## [PROMPT]
Please write out the entries from the start through the line containing "title-underline: ------------------------ xyxy=(260,154,378,165)", swapping "screenshot" for "image" and changing nothing else.

begin ENTRIES PROVIDED

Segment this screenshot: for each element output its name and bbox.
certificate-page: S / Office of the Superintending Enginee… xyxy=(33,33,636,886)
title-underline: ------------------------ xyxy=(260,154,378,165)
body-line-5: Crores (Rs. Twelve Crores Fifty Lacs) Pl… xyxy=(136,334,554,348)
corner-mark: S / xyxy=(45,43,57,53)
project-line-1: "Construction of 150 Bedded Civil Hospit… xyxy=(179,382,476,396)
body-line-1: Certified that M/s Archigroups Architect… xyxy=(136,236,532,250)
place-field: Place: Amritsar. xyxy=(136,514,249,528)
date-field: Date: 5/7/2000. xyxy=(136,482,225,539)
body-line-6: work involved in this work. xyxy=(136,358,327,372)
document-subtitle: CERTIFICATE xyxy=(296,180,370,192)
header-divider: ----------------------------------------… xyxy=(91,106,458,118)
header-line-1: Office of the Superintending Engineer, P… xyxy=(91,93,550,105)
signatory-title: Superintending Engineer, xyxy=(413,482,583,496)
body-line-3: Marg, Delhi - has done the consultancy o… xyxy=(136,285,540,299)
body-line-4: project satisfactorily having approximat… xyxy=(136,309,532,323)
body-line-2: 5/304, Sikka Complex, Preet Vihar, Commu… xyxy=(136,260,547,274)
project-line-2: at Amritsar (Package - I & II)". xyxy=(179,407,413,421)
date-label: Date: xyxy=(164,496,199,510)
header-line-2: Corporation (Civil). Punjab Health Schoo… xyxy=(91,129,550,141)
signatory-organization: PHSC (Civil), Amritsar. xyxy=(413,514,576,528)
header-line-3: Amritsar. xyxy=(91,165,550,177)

end ENTRIES PROVIDED

## [THE RESULT]
Segment this image: for each element output its name and bbox.
certificate-page: S / Office of the Superintending Enginee… xyxy=(33,33,636,886)
title-underline: ------------------------ xyxy=(260,154,378,165)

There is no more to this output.